Start of Data rows
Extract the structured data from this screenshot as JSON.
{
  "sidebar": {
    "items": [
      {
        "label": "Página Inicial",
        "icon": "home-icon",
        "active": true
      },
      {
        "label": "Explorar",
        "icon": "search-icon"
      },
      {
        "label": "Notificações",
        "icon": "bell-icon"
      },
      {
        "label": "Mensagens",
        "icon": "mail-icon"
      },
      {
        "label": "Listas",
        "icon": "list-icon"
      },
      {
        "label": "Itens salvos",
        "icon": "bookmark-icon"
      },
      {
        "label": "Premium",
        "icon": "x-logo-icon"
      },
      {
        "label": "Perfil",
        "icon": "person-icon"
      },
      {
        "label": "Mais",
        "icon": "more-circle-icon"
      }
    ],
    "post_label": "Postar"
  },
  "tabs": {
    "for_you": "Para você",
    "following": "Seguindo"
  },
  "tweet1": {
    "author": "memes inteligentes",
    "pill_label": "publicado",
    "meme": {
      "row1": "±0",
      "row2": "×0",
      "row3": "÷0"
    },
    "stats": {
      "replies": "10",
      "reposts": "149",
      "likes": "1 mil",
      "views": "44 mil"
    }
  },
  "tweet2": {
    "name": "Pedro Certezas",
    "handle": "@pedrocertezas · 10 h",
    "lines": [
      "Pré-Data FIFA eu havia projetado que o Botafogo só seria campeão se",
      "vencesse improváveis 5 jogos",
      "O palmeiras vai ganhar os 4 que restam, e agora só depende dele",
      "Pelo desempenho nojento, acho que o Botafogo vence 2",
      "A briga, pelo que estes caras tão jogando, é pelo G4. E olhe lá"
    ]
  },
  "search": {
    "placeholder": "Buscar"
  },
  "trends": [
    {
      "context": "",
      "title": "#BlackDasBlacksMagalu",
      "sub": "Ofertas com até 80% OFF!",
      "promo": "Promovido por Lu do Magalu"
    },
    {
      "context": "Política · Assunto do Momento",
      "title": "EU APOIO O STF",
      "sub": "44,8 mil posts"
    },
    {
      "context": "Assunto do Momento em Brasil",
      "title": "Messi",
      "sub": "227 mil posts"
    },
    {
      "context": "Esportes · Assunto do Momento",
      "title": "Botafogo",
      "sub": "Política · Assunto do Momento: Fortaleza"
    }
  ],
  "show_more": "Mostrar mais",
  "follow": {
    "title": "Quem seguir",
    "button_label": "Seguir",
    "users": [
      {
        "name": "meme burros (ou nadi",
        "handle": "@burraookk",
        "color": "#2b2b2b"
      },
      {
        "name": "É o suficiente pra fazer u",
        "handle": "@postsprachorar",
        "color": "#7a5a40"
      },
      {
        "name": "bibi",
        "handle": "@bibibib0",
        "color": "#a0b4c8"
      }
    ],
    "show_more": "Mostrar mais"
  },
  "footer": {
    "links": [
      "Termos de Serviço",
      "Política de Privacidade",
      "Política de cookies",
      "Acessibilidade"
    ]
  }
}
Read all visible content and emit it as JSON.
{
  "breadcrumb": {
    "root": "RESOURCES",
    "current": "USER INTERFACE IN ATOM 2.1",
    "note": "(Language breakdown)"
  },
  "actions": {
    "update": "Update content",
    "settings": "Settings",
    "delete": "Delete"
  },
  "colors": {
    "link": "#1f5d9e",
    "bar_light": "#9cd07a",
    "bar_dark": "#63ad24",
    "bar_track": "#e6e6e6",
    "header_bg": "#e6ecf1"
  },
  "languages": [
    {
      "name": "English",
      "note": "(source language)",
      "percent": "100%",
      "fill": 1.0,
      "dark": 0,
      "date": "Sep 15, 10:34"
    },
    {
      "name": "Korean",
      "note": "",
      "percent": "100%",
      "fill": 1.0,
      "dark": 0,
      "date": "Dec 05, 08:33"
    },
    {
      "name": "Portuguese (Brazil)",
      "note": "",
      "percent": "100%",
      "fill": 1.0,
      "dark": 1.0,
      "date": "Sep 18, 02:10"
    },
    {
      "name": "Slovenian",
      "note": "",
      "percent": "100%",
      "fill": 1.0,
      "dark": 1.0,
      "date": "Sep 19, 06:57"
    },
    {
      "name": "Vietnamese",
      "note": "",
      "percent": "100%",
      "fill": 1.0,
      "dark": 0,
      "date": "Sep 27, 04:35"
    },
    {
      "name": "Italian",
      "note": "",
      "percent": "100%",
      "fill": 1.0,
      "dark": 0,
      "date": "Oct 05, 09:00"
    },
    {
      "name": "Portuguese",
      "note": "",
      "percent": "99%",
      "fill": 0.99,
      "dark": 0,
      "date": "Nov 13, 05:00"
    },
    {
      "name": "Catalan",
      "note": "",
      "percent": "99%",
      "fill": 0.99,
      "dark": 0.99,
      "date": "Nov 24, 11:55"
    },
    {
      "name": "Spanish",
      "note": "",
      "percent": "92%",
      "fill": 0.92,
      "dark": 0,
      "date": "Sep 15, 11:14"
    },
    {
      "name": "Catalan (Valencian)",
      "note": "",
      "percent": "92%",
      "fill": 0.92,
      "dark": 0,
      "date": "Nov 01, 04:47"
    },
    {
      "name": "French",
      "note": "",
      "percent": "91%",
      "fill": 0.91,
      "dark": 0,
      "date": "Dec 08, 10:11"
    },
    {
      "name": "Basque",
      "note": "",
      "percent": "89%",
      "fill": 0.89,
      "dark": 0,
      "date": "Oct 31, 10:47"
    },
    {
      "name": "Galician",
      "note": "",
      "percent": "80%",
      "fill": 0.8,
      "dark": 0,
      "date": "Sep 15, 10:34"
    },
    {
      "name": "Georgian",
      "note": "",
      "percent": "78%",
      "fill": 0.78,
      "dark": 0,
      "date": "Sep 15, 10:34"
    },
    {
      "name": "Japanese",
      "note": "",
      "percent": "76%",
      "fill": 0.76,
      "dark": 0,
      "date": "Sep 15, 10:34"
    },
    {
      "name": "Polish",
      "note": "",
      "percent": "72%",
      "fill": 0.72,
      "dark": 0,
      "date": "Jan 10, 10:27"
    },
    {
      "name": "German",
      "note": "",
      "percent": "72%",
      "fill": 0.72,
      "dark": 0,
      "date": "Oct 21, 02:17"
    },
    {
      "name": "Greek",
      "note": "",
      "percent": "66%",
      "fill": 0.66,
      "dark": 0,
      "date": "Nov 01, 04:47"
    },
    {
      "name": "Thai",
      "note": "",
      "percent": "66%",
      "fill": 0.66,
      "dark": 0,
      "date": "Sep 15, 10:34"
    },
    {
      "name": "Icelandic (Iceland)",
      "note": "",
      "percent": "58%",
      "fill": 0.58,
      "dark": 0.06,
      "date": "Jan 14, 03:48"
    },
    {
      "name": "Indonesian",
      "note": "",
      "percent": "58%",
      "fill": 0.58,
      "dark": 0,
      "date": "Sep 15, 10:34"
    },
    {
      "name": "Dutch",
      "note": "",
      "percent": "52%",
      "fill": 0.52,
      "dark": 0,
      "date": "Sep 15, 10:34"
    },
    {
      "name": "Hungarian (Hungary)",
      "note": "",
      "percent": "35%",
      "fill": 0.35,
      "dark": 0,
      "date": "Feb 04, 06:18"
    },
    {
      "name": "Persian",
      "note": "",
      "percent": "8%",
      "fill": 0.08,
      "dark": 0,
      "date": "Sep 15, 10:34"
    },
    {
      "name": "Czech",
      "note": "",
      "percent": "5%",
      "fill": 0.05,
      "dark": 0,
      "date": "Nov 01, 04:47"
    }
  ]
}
End of Data rows
- [Problem to solve]: Restate the whole listing exactly.

- [Final result]:
Extract the structured data from this screenshot as JSON.
{
  "sidebar": {
    "items": [
      {
        "label": "Página Inicial",
        "icon": "home-icon",
        "active": true
      },
      {
        "label": "Explorar",
        "icon": "search-icon"
      },
      {
        "label": "Notificações",
        "icon": "bell-icon"
      },
      {
        "label": "Mensagens",
        "icon": "mail-icon"
      },
      {
        "label": "Listas",
        "icon": "list-icon"
      },
      {
        "label": "Itens salvos",
        "icon": "bookmark-icon"
      },
      {
        "label": "Premium",
        "icon": "x-logo-icon"
      },
      {
        "label": "Perfil",
        "icon": "person-icon"
      },
      {
        "label": "Mais",
        "icon": "more-circle-icon"
      }
    ],
    "post_label": "Postar"
  },
  "tabs": {
    "for_you": "Para você",
    "following": "Seguindo"
  },
  "tweet1": {
    "author": "memes inteligentes",
    "pill_label": "publicado",
    "meme": {
      "row1": "±0",
      "row2": "×0",
      "row3": "÷0"
    },
    "stats": {
      "replies": "10",
      "reposts": "149",
      "likes": "1 mil",
      "views": "44 mil"
    }
  },
  "tweet2": {
    "name": "Pedro Certezas",
    "handle": "@pedrocertezas · 10 h",
    "lines": [
      "Pré-Data FIFA eu havia projetado que o Botafogo só seria campeão se",
      "vencesse improváveis 5 jogos",
      "O palmeiras vai ganhar os 4 que restam, e agora só depende dele",
      "Pelo desempenho nojento, acho que o Botafogo vence 2",
      "A briga, pelo que estes caras tão jogando, é pelo G4. E olhe lá"
    ]
  },
  "search": {
    "placeholder": "Buscar"
  },
  "trends": [
    {
      "context": "",
      "title": "#BlackDasBlacksMagalu",
      "sub": "Ofertas com até 80% OFF!",
      "promo": "Promovido por Lu do Magalu"
    },
    {
      "context": "Política · Assunto do Momento",
      "title": "EU APOIO O STF",
      "sub": "44,8 mil posts"
    },
    {
      "context": "Assunto do Momento em Brasil",
      "title": "Messi",
      "sub": "227 mil posts"
    },
    {
      "context": "Esportes · Assunto do Momento",
      "title": "Botafogo",
      "sub": "Política · Assunto do Momento: Fortaleza"
    }
  ],
  "show_more": "Mostrar mais",
  "follow": {
    "title": "Quem seguir",
    "button_label": "Seguir",
    "users": [
      {
        "name": "meme burros (ou nadi",
        "handle": "@burraookk",
        "color": "#2b2b2b"
      },
      {
        "name": "É o suficiente pra fazer u",
        "handle": "@postsprachorar",
        "color": "#7a5a40"
      },
      {
        "name": "bibi",
        "handle": "@bibibib0",
        "color": "#a0b4c8"
      }
    ],
    "show_more": "Mostrar mais"
  },
  "footer": {
    "links": [
      "Termos de Serviço",
      "Política de Privacidade",
      "Política de cookies",
      "Acessibilidade"
    ]
  }
}
Read all visible content and emit it as JSON.
{
  "breadcrumb": {
    "root": "RESOURCES",
    "current": "USER INTERFACE IN ATOM 2.1",
    "note": "(Language breakdown)"
  },
  "actions": {
    "update": "Update content",
    "settings": "Settings",
    "delete": "Delete"
  },
  "colors": {
    "link": "#1f5d9e",
    "bar_light": "#9cd07a",
    "bar_dark": "#63ad24",
    "bar_track": "#e6e6e6",
    "header_bg": "#e6ecf1"
  },
  "languages": [
    {
      "name": "English",
      "note": "(source language)",
      "percent": "100%",
      "fill": 1.0,
      "dark": 0,
      "date": "Sep 15, 10:34"
    },
    {
      "name": "Korean",
      "note": "",
      "percent": "100%",
      "fill": 1.0,
      "dark": 0,
      "date": "Dec 05, 08:33"
    },
    {
      "name": "Portuguese (Brazil)",
      "note": "",
      "percent": "100%",
      "fill": 1.0,
      "dark": 1.0,
      "date": "Sep 18, 02:10"
    },
    {
      "name": "Slovenian",
      "note": "",
      "percent": "100%",
      "fill": 1.0,
      "dark": 1.0,
      "date": "Sep 19, 06:57"
    },
    {
      "name": "Vietnamese",
      "note": "",
      "percent": "100%",
      "fill": 1.0,
      "dark": 0,
      "date": "Sep 27, 04:35"
    },
    {
      "name": "Italian",
      "note": "",
      "percent": "100%",
      "fill": 1.0,
      "dark": 0,
      "date": "Oct 05, 09:00"
    },
    {
      "name": "Portuguese",
      "note": "",
      "percent": "99%",
      "fill": 0.99,
      "dark": 0,
      "date": "Nov 13, 05:00"
    },
    {
      "name": "Catalan",
      "note": "",
      "percent": "99%",
      "fill": 0.99,
      "dark": 0.99,
      "date": "Nov 24, 11:55"
    },
    {
      "name": "Spanish",
      "note": "",
      "percent": "92%",
      "fill": 0.92,
      "dark": 0,
      "date": "Sep 15, 11:14"
    },
    {
      "name": "Catalan (Valencian)",
      "note": "",
      "percent": "92%",
      "fill": 0.92,
      "dark": 0,
      "date": "Nov 01, 04:47"
    },
    {
      "name": "French",
      "note": "",
      "percent": "91%",
      "fill": 0.91,
      "dark": 0,
      "date": "Dec 08, 10:11"
    },
    {
      "name": "Basque",
      "note": "",
      "percent": "89%",
      "fill": 0.89,
      "dark": 0,
      "date": "Oct 31, 10:47"
    },
    {
      "name": "Galician",
      "note": "",
      "percent": "80%",
      "fill": 0.8,
      "dark": 0,
      "date": "Sep 15, 10:34"
    },
    {
      "name": "Georgian",
      "note": "",
      "percent": "78%",
      "fill": 0.78,
      "dark": 0,
      "date": "Sep 15, 10:34"
    },
    {
      "name": "Japanese",
      "note": "",
      "percent": "76%",
      "fill": 0.76,
      "dark": 0,
      "date": "Sep 15, 10:34"
    },
    {
      "name": "Polish",
      "note": "",
      "percent": "72%",
      "fill": 0.72,
      "dark": 0,
      "date": "Jan 10, 10:27"
    },
    {
      "name": "German",
      "note": "",
      "percent": "72%",
      "fill": 0.72,
      "dark": 0,
      "date": "Oct 21, 02:17"
    },
    {
      "name": "Greek",
      "note": "",
      "percent": "66%",
      "fill": 0.66,
      "dark": 0,
      "date": "Nov 01, 04:47"
    },
    {
      "name": "Thai",
      "note": "",
      "percent": "66%",
      "fill": 0.66,
      "dark": 0,
      "date": "Sep 15, 10:34"
    },
    {
      "name": "Icelandic (Iceland)",
      "note": "",
      "percent": "58%",
      "fill": 0.58,
      "dark": 0.06,
      "date": "Jan 14, 03:48"
    },
    {
      "name": "Indonesian",
      "note": "",
      "percent": "58%",
      "fill": 0.58,
      "dark": 0,
      "date": "Sep 15, 10:34"
    },
    {
      "name": "Dutch",
      "note": "",
      "percent": "52%",
      "fill": 0.52,
      "dark": 0,
      "date": "Sep 15, 10:34"
    },
    {
      "name": "Hungarian (Hungary)",
      "note": "",
      "percent": "35%",
      "fill": 0.35,
      "dark": 0,
      "date": "Feb 04, 06:18"
    },
    {
      "name": "Persian",
      "note": "",
      "percent": "8%",
      "fill": 0.08,
      "dark": 0,
      "date": "Sep 15, 10:34"
    },
    {
      "name": "Czech",
      "note": "",
      "percent": "5%",
      "fill": 0.05,
      "dark": 0,
      "date": "Nov 01, 04:47"
    }
  ]
}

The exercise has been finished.